Supplied information
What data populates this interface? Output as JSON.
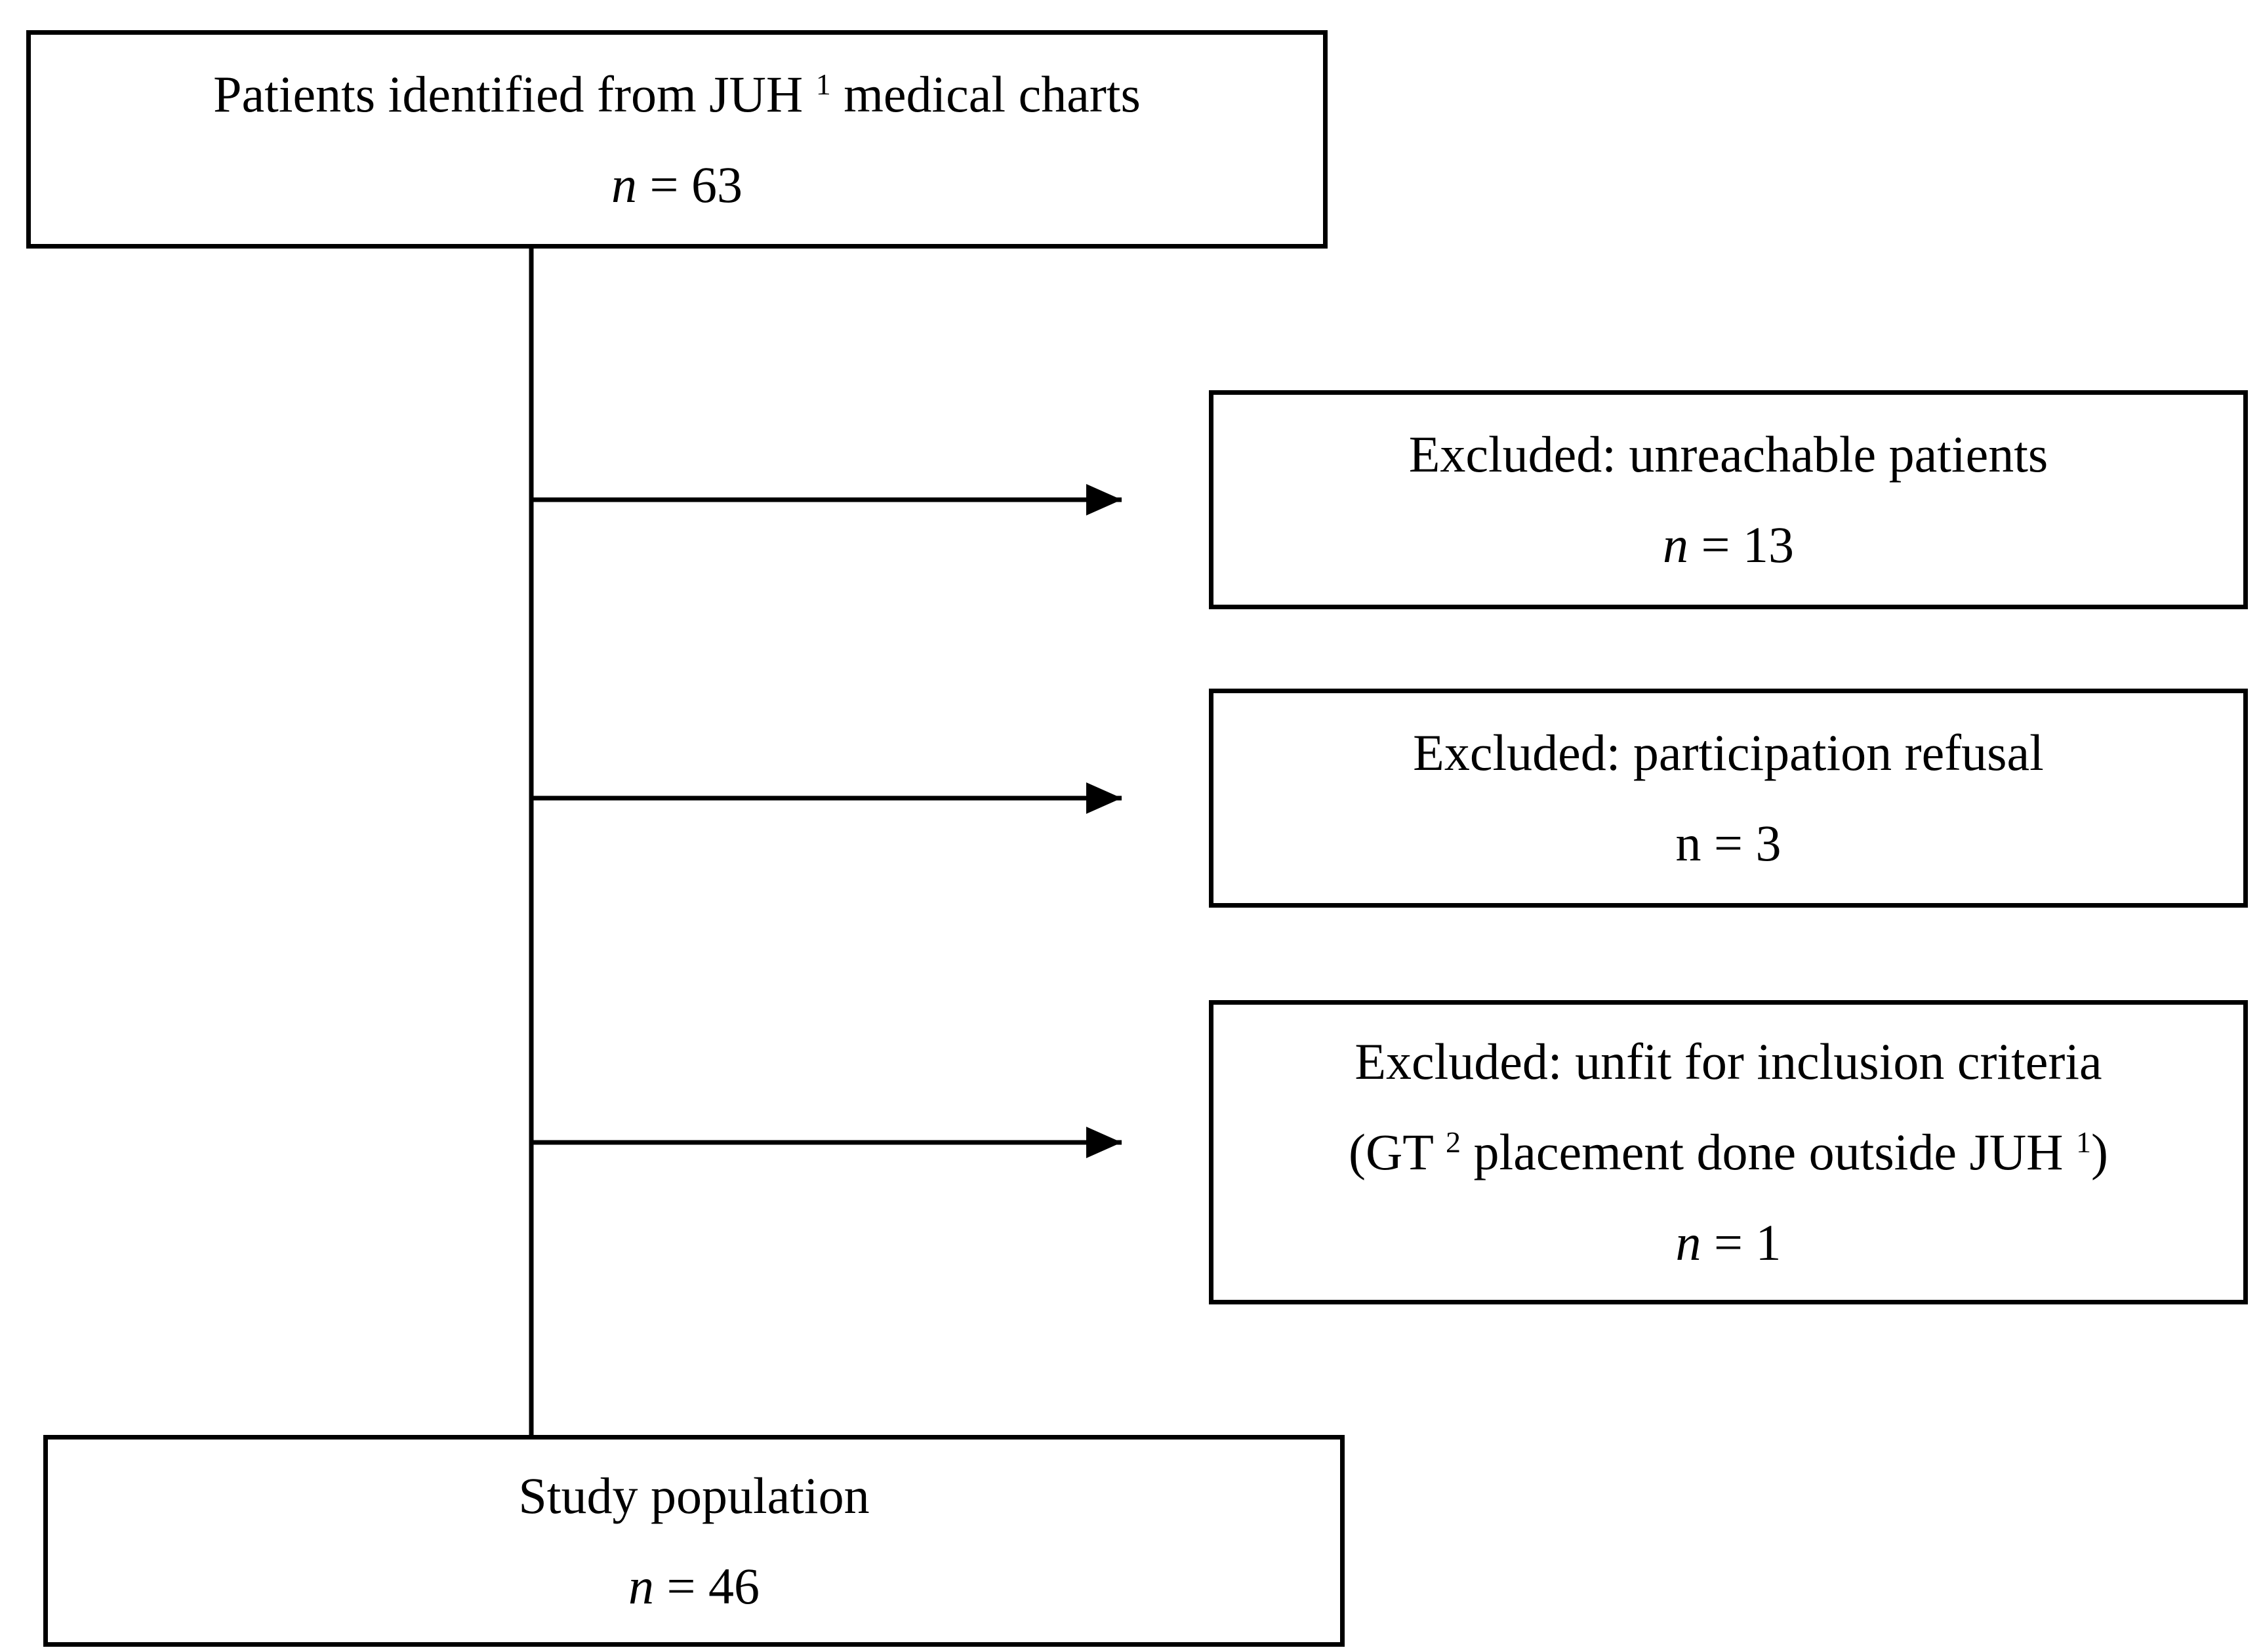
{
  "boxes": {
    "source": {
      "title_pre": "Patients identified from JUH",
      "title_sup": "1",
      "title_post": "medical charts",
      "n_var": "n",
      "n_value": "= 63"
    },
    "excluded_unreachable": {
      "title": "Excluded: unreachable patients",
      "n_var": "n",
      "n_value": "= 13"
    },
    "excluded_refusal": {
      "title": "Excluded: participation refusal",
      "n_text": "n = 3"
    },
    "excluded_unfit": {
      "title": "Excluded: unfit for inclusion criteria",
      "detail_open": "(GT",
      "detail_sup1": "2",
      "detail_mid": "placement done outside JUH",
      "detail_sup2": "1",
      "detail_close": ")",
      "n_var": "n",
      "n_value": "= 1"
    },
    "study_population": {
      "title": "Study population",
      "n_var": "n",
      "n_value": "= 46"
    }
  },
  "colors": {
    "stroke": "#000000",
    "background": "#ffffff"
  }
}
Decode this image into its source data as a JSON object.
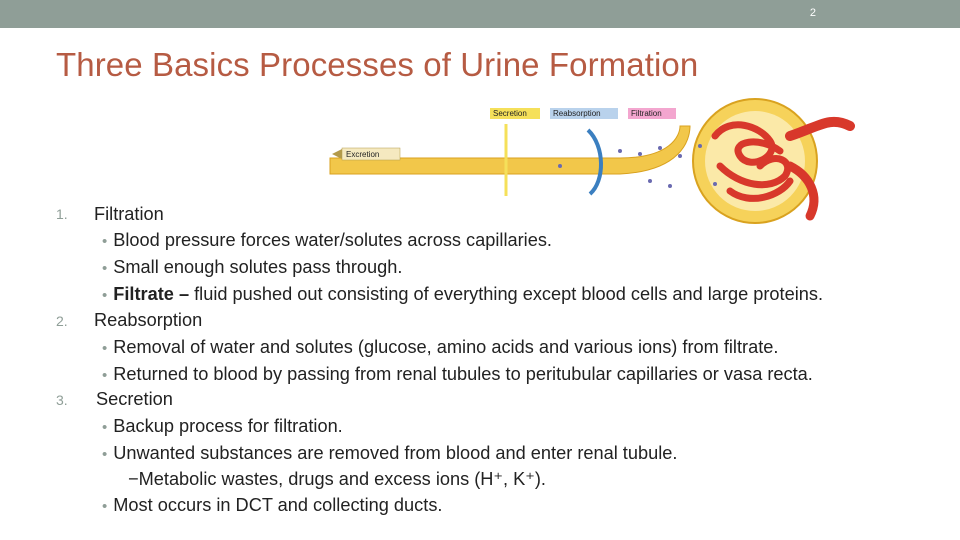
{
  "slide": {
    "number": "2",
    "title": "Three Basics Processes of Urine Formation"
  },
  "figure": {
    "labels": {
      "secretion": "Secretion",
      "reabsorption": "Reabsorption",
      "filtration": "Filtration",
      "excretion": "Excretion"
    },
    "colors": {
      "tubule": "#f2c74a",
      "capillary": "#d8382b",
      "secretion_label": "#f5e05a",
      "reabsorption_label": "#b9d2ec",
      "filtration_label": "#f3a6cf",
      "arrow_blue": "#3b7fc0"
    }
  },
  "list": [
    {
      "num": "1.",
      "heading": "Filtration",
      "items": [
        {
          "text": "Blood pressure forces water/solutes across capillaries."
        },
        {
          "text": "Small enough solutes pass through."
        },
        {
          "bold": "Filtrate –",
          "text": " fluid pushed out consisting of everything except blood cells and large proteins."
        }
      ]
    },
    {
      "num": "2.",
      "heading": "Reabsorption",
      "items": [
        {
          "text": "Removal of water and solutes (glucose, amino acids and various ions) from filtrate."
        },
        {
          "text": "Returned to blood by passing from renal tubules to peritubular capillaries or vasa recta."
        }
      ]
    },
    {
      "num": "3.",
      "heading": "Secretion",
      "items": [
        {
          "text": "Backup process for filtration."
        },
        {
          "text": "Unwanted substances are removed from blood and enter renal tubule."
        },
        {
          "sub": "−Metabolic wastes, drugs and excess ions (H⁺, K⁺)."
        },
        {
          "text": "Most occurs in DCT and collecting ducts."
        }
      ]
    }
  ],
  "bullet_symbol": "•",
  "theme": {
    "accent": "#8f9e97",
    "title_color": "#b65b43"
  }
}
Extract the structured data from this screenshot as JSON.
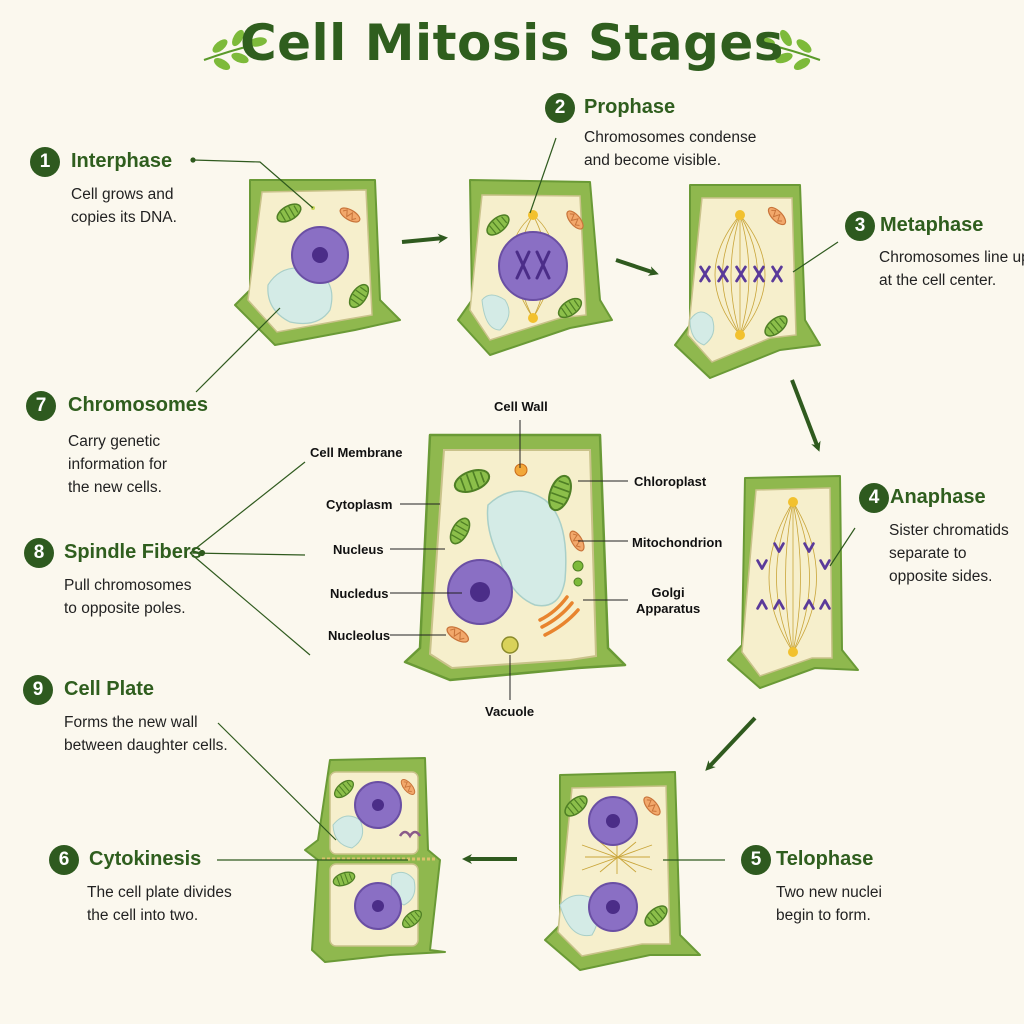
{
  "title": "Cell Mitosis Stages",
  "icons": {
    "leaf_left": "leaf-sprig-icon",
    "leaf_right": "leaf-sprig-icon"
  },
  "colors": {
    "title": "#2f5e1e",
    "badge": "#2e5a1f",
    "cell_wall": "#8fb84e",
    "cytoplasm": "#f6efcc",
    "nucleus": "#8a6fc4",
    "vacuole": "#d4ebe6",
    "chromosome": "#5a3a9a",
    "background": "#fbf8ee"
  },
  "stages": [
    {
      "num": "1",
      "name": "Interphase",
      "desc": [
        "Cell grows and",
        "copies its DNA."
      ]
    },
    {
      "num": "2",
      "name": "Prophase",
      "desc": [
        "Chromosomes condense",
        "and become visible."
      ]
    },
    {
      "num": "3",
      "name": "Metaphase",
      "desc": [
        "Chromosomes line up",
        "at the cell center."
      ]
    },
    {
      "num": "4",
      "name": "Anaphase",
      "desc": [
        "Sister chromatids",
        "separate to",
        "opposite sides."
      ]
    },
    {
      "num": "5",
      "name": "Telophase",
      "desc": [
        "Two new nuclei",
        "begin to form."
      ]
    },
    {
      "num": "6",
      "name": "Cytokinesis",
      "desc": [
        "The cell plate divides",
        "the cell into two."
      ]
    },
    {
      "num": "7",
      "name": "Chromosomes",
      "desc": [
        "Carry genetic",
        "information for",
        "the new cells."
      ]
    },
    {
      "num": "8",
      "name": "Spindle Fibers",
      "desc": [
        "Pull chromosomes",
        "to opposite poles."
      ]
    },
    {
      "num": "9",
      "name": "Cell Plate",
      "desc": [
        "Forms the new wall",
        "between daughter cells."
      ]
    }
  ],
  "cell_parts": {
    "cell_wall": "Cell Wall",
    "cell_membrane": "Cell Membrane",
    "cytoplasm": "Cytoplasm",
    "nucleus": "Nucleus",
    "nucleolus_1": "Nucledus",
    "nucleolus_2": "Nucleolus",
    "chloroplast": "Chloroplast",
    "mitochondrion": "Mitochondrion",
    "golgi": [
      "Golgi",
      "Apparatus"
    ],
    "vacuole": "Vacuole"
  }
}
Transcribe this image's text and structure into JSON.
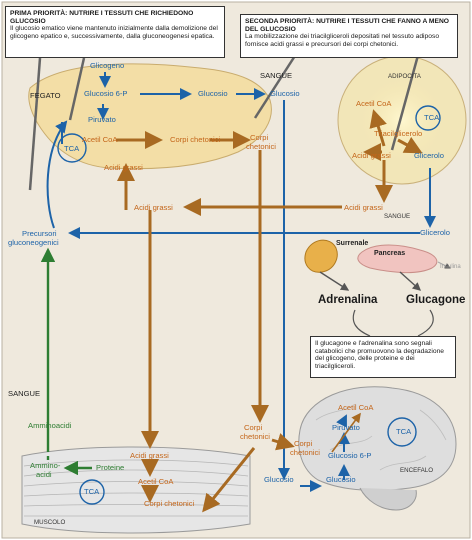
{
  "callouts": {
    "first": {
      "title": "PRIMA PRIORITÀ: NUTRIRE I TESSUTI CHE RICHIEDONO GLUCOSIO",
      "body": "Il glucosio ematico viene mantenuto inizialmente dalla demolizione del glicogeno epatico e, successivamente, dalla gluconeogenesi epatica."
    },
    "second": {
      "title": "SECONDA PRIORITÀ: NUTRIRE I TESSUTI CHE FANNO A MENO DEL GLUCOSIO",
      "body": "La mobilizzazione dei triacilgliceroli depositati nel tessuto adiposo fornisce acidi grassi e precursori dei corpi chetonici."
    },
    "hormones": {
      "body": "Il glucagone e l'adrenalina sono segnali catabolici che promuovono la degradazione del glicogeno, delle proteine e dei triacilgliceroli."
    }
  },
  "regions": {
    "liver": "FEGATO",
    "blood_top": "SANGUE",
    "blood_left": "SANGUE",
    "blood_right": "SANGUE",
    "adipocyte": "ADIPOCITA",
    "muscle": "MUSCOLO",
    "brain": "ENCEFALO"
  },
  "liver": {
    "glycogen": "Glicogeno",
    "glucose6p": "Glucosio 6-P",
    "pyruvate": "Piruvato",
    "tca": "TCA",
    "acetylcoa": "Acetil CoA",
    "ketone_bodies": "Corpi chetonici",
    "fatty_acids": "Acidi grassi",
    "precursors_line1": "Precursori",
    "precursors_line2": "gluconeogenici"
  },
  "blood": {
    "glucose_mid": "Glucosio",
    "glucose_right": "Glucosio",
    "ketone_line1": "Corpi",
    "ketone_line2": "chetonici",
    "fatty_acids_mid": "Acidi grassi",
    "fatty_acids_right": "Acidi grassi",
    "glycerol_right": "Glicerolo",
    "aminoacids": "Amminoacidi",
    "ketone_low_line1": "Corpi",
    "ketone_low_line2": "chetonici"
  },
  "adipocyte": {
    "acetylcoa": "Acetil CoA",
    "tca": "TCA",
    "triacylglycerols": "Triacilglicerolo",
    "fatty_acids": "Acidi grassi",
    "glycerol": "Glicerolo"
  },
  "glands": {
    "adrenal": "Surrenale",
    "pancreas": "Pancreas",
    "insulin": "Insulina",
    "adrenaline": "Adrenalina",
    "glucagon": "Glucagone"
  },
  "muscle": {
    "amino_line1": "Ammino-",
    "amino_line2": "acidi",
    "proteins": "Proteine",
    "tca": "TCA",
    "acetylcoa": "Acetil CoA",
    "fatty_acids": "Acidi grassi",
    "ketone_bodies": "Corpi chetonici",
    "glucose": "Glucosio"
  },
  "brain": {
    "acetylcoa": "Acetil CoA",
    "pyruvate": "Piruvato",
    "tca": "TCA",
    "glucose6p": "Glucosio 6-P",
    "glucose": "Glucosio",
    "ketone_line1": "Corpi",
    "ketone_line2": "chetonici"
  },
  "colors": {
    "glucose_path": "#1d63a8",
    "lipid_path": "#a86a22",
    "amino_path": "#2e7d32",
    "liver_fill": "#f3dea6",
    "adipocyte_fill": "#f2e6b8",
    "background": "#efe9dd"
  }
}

What you are asked to do
For each line above that contains the word "water", make a copy.

Task response
          "text": "Blood pressure forces water/solutes across capillaries."
          "text": "Removal of water and solutes (glucose, amino acids and various ions) from filtrate."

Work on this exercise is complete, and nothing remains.